REQUIREMENT
Which lines hold the word "convicted"? Copy each of them from the material.

DATA SUPPLIED

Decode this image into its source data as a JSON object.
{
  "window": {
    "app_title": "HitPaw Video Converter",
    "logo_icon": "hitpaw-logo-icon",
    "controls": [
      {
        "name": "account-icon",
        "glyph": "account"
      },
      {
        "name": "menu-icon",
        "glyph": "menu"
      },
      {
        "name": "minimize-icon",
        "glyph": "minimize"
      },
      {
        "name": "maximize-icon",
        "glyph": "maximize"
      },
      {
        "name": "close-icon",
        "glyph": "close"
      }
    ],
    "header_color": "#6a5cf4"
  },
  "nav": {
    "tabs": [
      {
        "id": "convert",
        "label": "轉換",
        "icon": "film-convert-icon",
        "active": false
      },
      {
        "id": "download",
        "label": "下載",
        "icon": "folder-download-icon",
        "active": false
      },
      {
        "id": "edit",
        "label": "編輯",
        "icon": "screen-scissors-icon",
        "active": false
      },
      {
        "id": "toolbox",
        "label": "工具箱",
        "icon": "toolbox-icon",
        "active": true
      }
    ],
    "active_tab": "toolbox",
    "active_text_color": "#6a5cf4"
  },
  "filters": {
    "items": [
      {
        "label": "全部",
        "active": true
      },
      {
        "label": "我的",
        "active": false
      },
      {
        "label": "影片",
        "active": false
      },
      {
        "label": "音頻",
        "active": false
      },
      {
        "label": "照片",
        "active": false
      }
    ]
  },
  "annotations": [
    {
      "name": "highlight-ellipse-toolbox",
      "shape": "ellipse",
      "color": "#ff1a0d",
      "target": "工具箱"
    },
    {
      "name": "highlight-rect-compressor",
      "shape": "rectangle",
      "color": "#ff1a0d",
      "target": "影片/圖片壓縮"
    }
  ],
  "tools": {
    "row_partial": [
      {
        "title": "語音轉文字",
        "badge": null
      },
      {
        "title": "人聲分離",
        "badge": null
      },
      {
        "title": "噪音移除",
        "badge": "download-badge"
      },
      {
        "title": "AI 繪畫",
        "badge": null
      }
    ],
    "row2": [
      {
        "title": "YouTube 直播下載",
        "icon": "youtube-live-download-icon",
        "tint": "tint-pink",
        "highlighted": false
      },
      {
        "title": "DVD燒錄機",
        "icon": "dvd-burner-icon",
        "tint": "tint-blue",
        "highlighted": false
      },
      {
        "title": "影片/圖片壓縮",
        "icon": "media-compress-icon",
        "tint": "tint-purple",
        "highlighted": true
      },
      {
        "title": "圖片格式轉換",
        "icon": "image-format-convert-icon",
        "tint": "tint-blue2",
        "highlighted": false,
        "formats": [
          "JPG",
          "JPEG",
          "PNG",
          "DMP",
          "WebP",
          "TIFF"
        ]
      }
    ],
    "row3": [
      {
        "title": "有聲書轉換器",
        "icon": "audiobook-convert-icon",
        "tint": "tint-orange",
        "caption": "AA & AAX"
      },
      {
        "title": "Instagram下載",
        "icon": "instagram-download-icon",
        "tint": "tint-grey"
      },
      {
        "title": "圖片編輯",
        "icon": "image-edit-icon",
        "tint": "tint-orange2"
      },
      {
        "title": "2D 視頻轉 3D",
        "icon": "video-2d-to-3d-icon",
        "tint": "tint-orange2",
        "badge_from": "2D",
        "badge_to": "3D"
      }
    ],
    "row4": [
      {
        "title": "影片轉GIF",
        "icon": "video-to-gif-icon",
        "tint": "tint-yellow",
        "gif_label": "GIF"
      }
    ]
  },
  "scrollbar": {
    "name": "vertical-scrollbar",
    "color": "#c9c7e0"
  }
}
...
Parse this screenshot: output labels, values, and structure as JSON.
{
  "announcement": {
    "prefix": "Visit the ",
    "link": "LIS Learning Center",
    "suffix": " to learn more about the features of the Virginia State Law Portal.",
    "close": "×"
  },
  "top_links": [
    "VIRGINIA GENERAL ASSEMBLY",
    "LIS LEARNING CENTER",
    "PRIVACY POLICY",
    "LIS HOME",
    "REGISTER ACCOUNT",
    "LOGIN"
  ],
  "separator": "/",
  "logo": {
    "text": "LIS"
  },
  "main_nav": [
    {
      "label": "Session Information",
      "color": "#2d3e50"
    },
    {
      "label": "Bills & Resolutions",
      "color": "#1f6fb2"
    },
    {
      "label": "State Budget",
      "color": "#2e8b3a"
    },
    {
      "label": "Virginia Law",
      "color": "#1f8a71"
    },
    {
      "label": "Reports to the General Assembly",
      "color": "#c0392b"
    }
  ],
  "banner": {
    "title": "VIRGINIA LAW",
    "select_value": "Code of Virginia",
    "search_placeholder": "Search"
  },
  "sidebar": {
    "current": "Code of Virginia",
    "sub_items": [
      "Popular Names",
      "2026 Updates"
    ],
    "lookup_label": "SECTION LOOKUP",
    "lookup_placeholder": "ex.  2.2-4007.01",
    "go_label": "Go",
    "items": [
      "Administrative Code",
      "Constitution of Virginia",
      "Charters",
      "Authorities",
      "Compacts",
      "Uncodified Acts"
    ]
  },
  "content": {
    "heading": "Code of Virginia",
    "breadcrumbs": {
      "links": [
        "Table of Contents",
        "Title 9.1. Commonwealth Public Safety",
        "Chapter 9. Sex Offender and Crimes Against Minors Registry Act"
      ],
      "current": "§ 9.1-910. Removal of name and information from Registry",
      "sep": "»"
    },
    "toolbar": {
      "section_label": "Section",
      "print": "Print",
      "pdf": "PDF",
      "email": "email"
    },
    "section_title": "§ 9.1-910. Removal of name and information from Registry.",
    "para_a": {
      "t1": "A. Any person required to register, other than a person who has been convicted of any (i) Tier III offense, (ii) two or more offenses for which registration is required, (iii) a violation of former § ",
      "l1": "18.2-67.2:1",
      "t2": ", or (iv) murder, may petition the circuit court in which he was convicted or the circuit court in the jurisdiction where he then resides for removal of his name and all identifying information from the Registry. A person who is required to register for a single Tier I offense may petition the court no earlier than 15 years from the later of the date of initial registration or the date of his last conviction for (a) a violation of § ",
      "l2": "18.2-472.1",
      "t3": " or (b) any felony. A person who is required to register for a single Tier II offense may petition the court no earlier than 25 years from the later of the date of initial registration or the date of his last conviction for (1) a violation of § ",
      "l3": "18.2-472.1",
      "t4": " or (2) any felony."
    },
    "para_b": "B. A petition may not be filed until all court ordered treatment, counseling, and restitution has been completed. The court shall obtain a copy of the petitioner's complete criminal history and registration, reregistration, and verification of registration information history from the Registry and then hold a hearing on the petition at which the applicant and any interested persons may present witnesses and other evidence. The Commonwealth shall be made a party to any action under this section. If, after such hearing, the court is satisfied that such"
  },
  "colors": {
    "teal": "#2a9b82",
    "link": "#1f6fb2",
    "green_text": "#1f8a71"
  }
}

OUTPUT
      "t1": "A. Any person required to register, other than a person who has been convicted of any (i) Tier III offense, (ii) two or more offenses for which registration is required, (iii) a violation of former § ",
      "t2": ", or (iv) murder, may petition the circuit court in which he was convicted or the circuit court in the jurisdiction where he then resides for removal of his name and all identifying information from the Registry. A person who is required to register for a single Tier I offense may petition the court no earlier than 15 years from the later of the date of initial registration or the date of his last conviction for (a) a violation of § ",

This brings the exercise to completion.